-- Start of EXTRACTED ENTRIES --

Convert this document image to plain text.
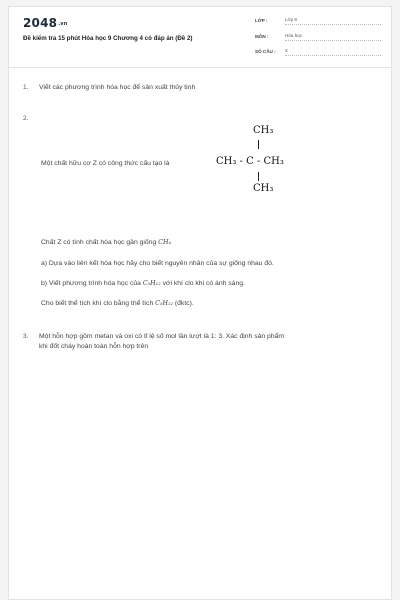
2048.vn
Đề kiểm tra 15 phút Hóa học 9 Chương 4 có đáp án (Đề 2)
LỚP :	Lớp 9
MÔN :	Hóa học
SỐ CÂU : 3
1. Viết các phương trình hóa học để sản xuất thủy tinh
2.
CH₃
Một chất hữu cơ Z có công thức cấu tạo là	CH₃ - C - CH₃
CH₃
Chất Z có tính chất hóa học gần giống CH₄
a) Dựa vào liên kết hóa học hãy cho biết nguyên nhân của sự giống nhau đó.
b) Viết phương trình hóa học của C₅H₁₂ với khí clo khi có ánh sáng.
Cho biết thể tích khí clo bằng thể tích C₅H₁₂ (đktc).
3. Một hỗn hợp gồm metan và oxi có tỉ lệ số mol lần lượt là 1: 3. Xác định sản phẩm
khi đốt cháy hoàn toàn hỗn hợp trên
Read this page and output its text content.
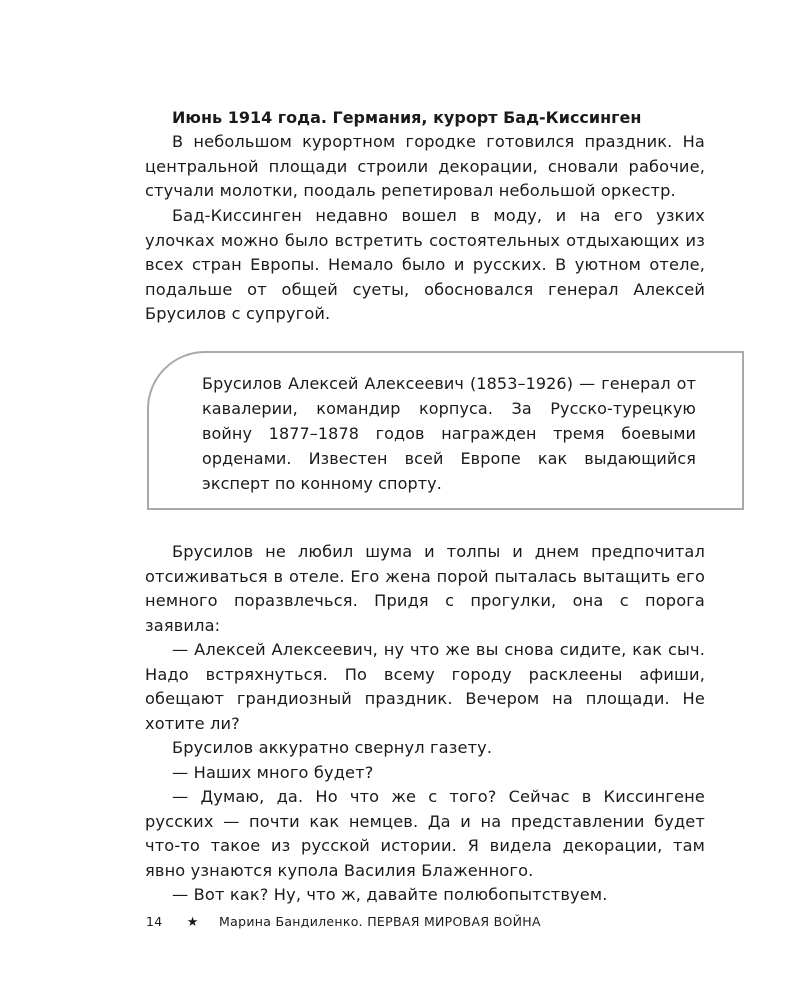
Июнь 1914 года. Германия, курорт Бад-Киссинген

В небольшом курортном городке готовился праздник. На центральной площади строили декорации, сновали рабочие, стучали молотки, поодаль репетировал небольшой оркестр.

Бад-Киссинген недавно вошел в моду, и на его узких улочках можно было встретить состоятельных отдыхающих из всех стран Европы. Немало было и русских. В уютном отеле, подальше от общей суеты, обосновался генерал Алексей Брусилов с супругой.

Брусилов Алексей Алексеевич (1853–1926) — генерал от кавалерии, командир корпуса. За Русско-турецкую войну 1877–1878 годов награжден тремя боевыми орденами. Известен всей Европе как выдающийся эксперт по конному спорту.

Брусилов не любил шума и толпы и днем предпочитал отсиживаться в отеле. Его жена порой пыталась вытащить его немного поразвлечься. Придя с прогулки, она с порога заявила:

— Алексей Алексеевич, ну что же вы снова сидите, как сыч. Надо встряхнуться. По всему городу расклеены афиши, обещают грандиозный праздник. Вечером на площади. Не хотите ли?

Брусилов аккуратно свернул газету.

— Наших много будет?

— Думаю, да. Но что же с того? Сейчас в Киссингене русских — почти как немцев. Да и на представлении будет что-то такое из русской истории. Я видела декорации, там явно узнаются купола Василия Блаженного.

— Вот как? Ну, что ж, давайте полюбопытствуем.

14 ★ Марина Бандиленко. ПЕРВАЯ МИРОВАЯ ВОЙНА
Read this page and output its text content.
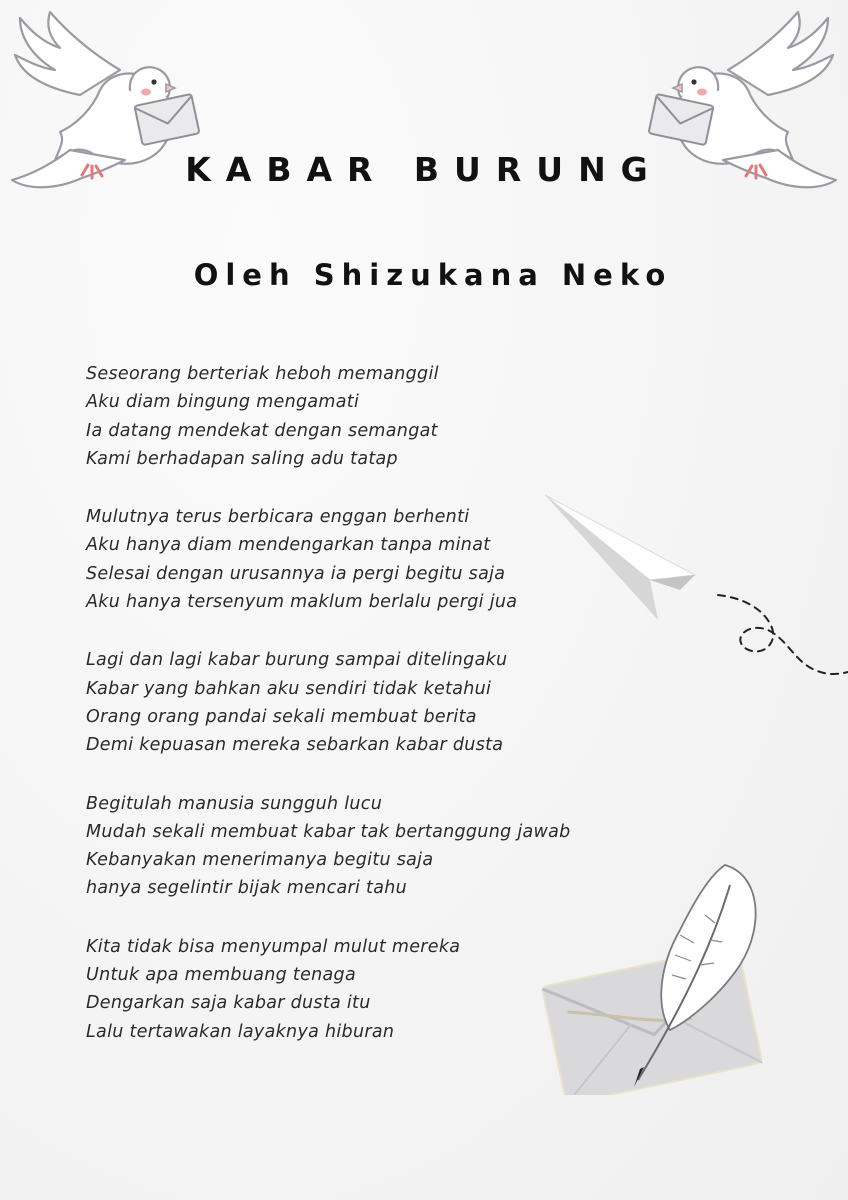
KABAR BURUNG
Oleh Shizukana Neko
Seseorang berteriak heboh memanggil
Aku diam bingung mengamati
Ia datang mendekat dengan semangat
Kami berhadapan saling adu tatap
Mulutnya terus berbicara enggan berhenti
Aku hanya diam mendengarkan tanpa minat
Selesai dengan urusannya ia pergi begitu saja
Aku hanya tersenyum maklum berlalu pergi jua
Lagi dan lagi kabar burung sampai ditelingaku
Kabar yang bahkan aku sendiri tidak ketahui
Orang orang pandai sekali membuat berita
Demi kepuasan mereka sebarkan kabar dusta
Begitulah manusia sungguh lucu
Mudah sekali membuat kabar tak bertanggung jawab
Kebanyakan menerimanya begitu saja
hanya segelintir bijak mencari tahu
Kita tidak bisa menyumpal mulut mereka
Untuk apa membuang tenaga
Dengarkan saja kabar dusta itu
Lalu tertawakan layaknya hiburan
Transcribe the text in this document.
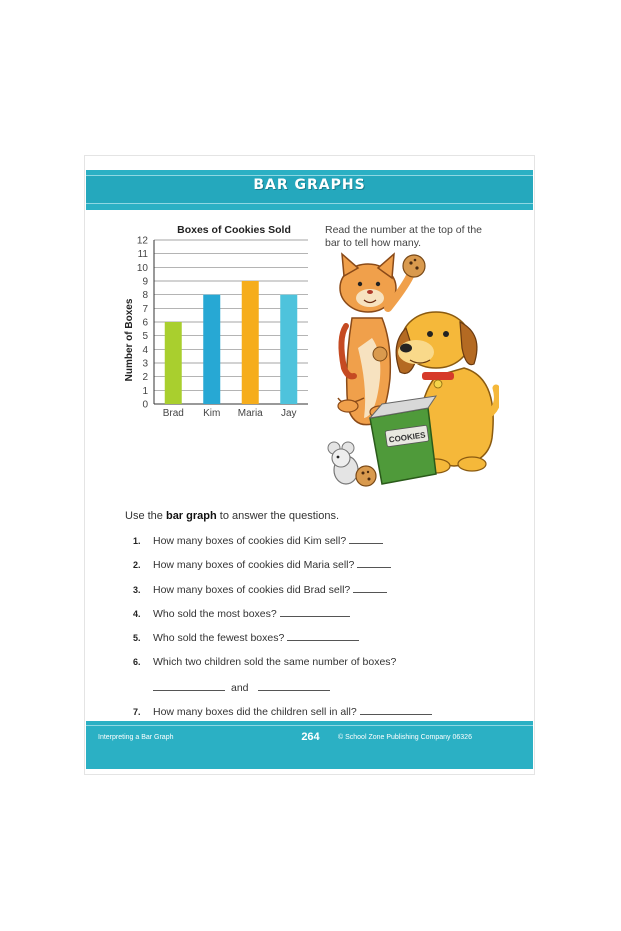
BAR GRAPHS
Boxes of Cookies Sold
Number of Boxes
0
1
2
3
4
5
6
7
8
9
10
11
12
Brad Kim Maria Jay
Read the number at the top of the bar to tell how many.
COOKIES
Use the bar graph to answer the questions.
1. How many boxes of cookies did Kim sell?
2. How many boxes of cookies did Maria sell?
3. How many boxes of cookies did Brad sell?
4. Who sold the most boxes?
5. Who sold the fewest boxes?
6. Which two children sold the same number of boxes?
and
7. How many boxes did the children sell in all?
Interpreting a Bar Graph	264	© School Zone Publishing Company 06326
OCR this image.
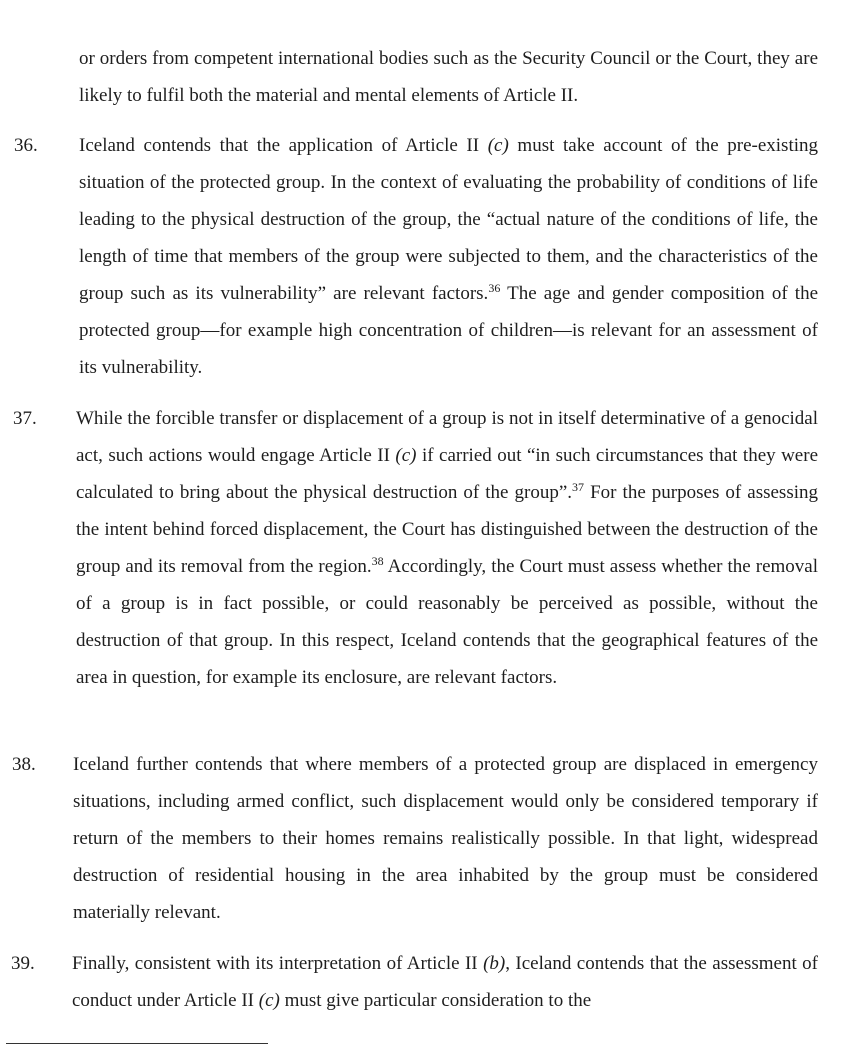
or orders from competent international bodies such as the Security Council or the Court, they are likely to fulfil both the material and mental elements of Article II.

36. Iceland contends that the application of Article II (c) must take account of the pre-existing situation of the protected group. In the context of evaluating the probability of conditions of life leading to the physical destruction of the group, the “actual nature of the conditions of life, the length of time that members of the group were subjected to them, and the characteristics of the group such as its vulnerability” are relevant factors.$^{36}$ The age and gender composition of the protected group—for example high concentration of children—is relevant for an assessment of its vulnerability.

37. While the forcible transfer or displacement of a group is not in itself determinative of a genocidal act, such actions would engage Article II (c) if carried out “in such circumstances that they were calculated to bring about the physical destruction of the group”.$^{37}$ For the purposes of assessing the intent behind forced displacement, the Court has distinguished between the destruction of the group and its removal from the region.$^{38}$ Accordingly, the Court must assess whether the removal of a group is in fact possible, or could reasonably be perceived as possible, without the destruction of that group. In this respect, Iceland contends that the geographical features of the area in question, for example its enclosure, are relevant factors.

38. Iceland further contends that where members of a protected group are displaced in emergency situations, including armed conflict, such displacement would only be considered temporary if return of the members to their homes remains realistically possible. In that light, widespread destruction of residential housing in the area inhabited by the group must be considered materially relevant.

39. Finally, consistent with its interpretation of Article II (b), Iceland contends that the assessment of conduct under Article II (c) must give particular consideration to the
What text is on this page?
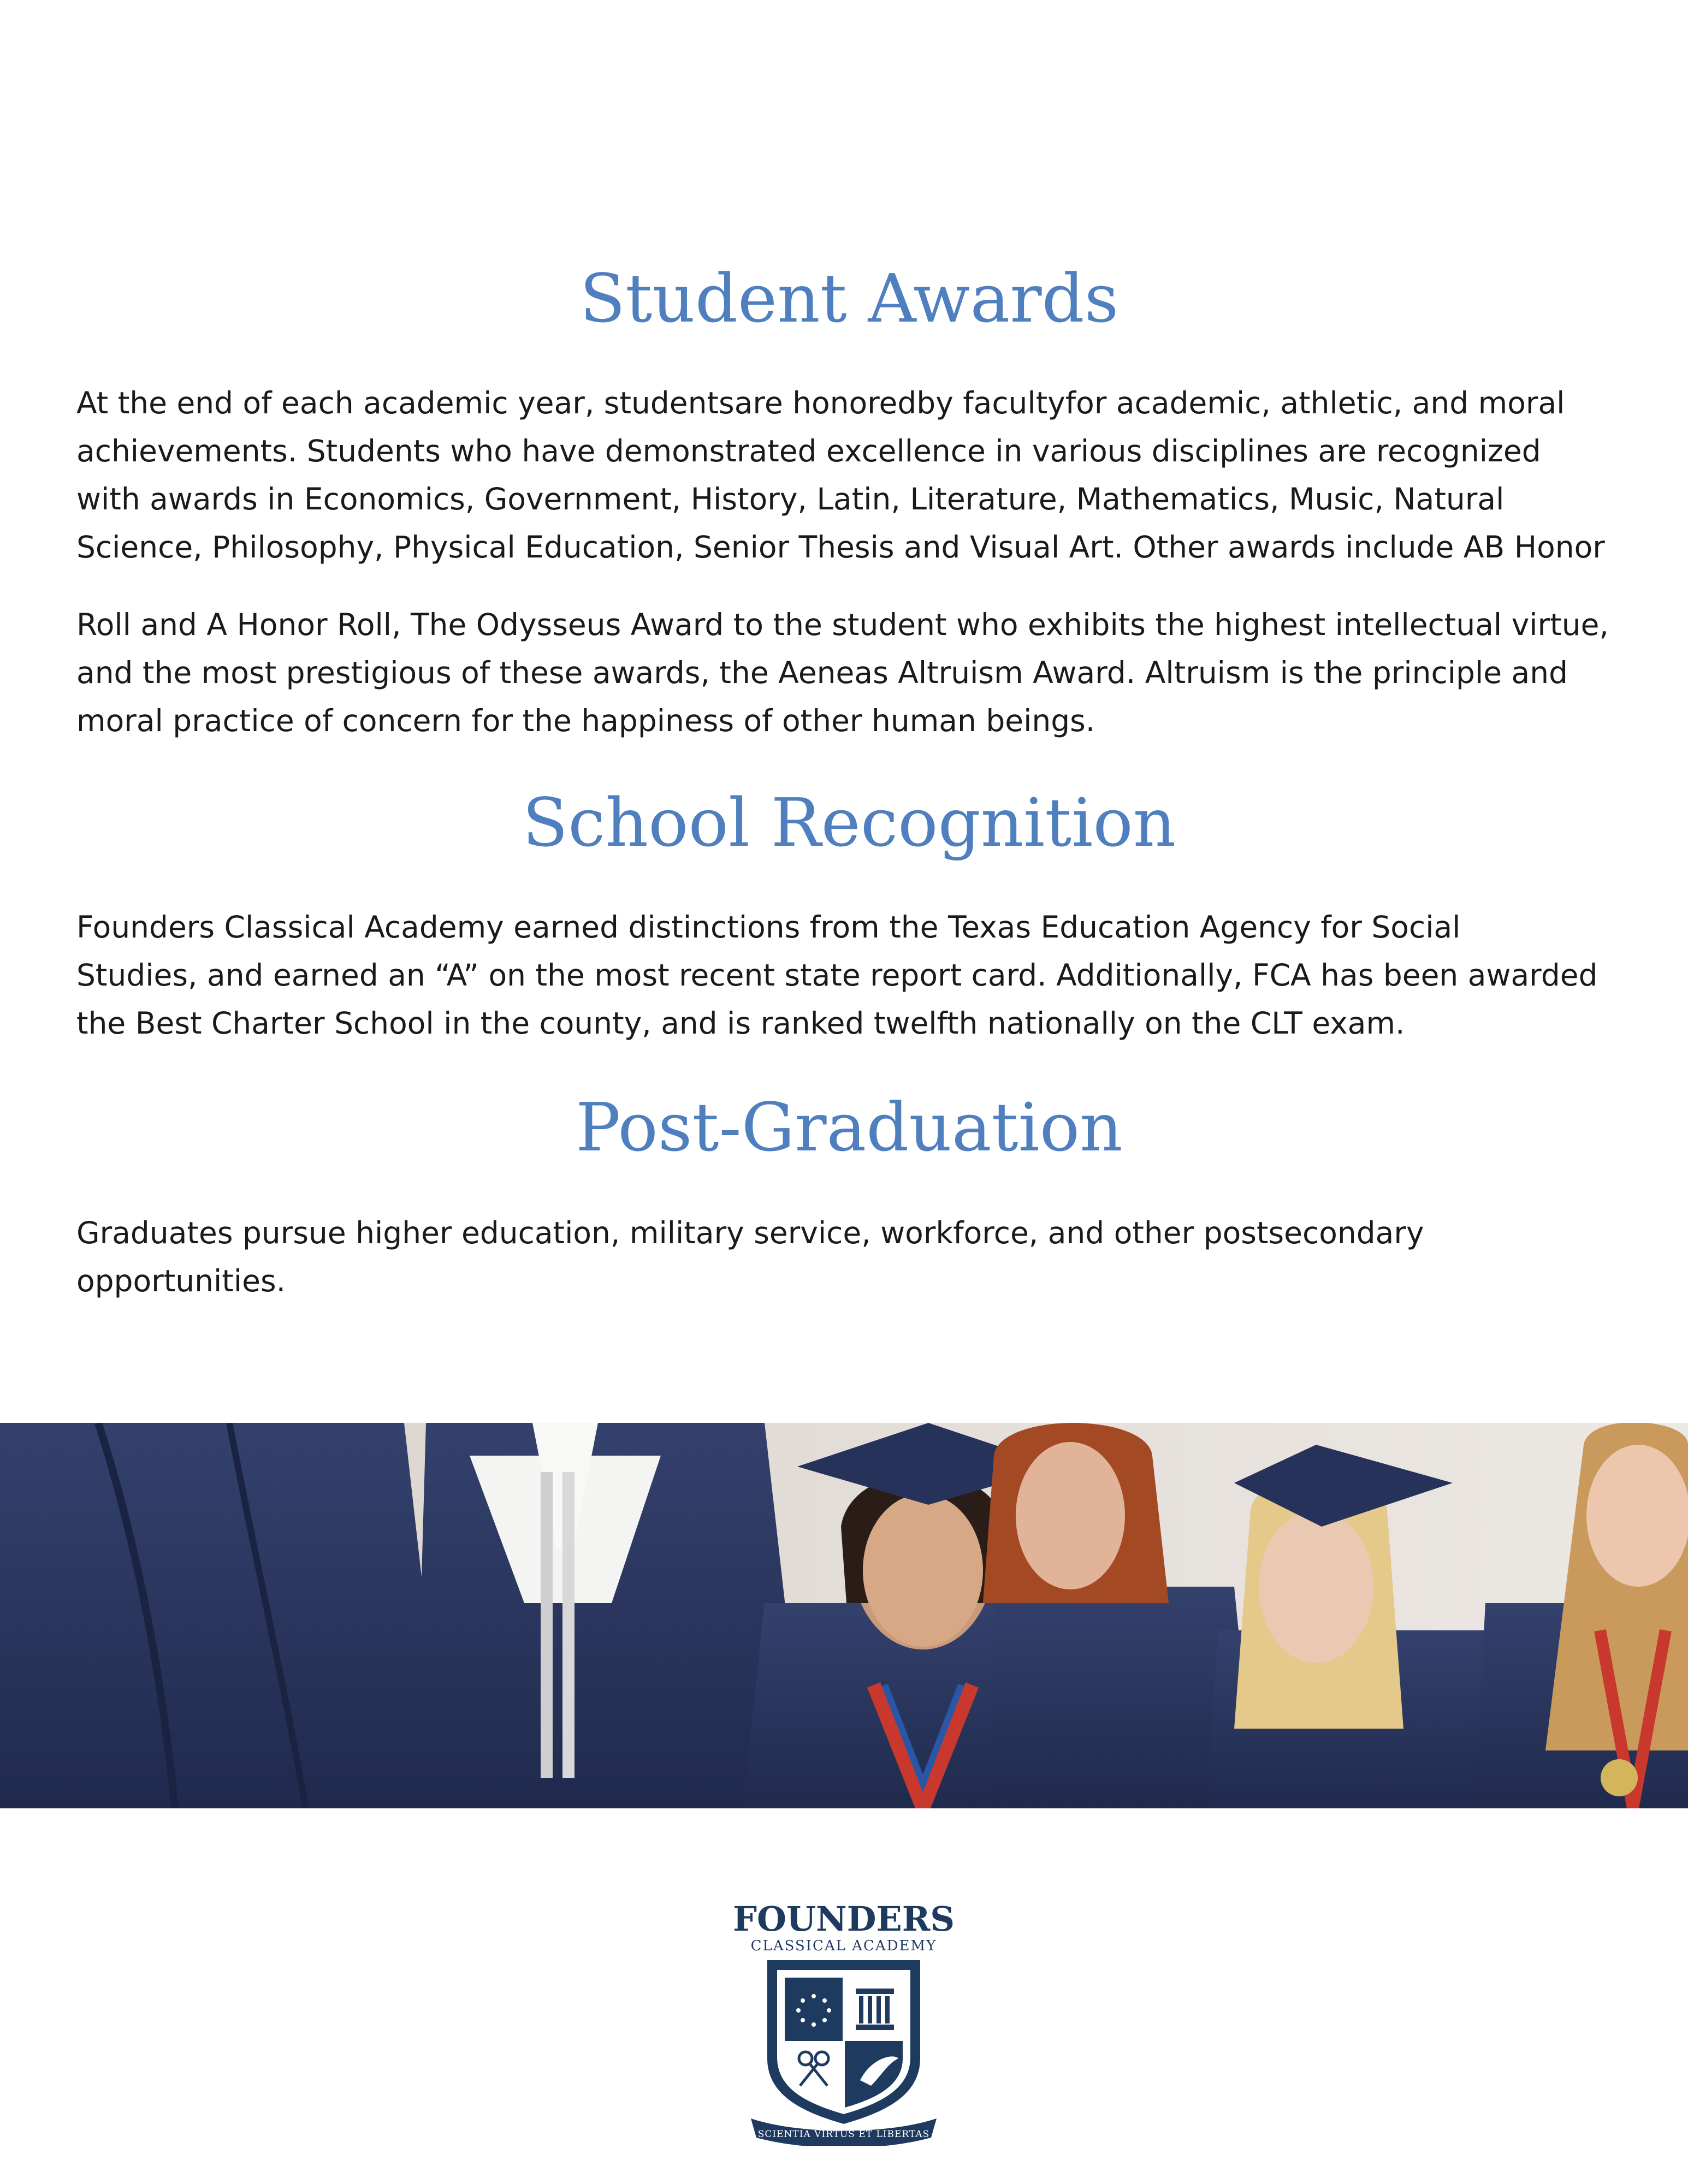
Student Awards

At the end of each academic year, studentsare honoredby facultyfor academic, athletic, and moral
achievements. Students who have demonstrated excellence in various disciplines are recognized
with awards in Economics, Government, History, Latin, Literature, Mathematics, Music, Natural
Science, Philosophy, Physical Education, Senior Thesis and Visual Art. Other awards include AB Honor

Roll and A Honor Roll, The Odysseus Award to the student who exhibits the highest intellectual virtue,
and the most prestigious of these awards, the Aeneas Altruism Award. Altruism is the principle and
moral practice of concern for the happiness of other human beings.

School Recognition

Founders Classical Academy earned distinctions from the Texas Education Agency for Social
Studies, and earned an “A” on the most recent state report card. Additionally, FCA has been awarded
the Best Charter School in the county, and is ranked twelfth nationally on the CLT exam.

Post-Graduation

Graduates pursue higher education, military service, workforce, and other postsecondary
opportunities.

FOUNDERS
CLASSICAL ACADEMY
SCIENTIA VIRTUS ET LIBERTAS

-- End of EXTRACTED ENTRIES --

[EXERCISE PROMPT] Only the lines from the one holding "What text is on this page?" through the last line of the records should be output, please, exactly and without any pictures.

[IN RESPONSE]
What text is on this page?
Student Awards

At the end of each academic year, studentsare honoredby facultyfor academic, athletic, and moral
achievements. Students who have demonstrated excellence in various disciplines are recognized
with awards in Economics, Government, History, Latin, Literature, Mathematics, Music, Natural
Science, Philosophy, Physical Education, Senior Thesis and Visual Art. Other awards include AB Honor

Roll and A Honor Roll, The Odysseus Award to the student who exhibits the highest intellectual virtue,
and the most prestigious of these awards, the Aeneas Altruism Award. Altruism is the principle and
moral practice of concern for the happiness of other human beings.

School Recognition

Founders Classical Academy earned distinctions from the Texas Education Agency for Social
Studies, and earned an “A” on the most recent state report card. Additionally, FCA has been awarded
the Best Charter School in the county, and is ranked twelfth nationally on the CLT exam.

Post-Graduation

Graduates pursue higher education, military service, workforce, and other postsecondary
opportunities.

FOUNDERS
CLASSICAL ACADEMY
SCIENTIA VIRTUS ET LIBERTAS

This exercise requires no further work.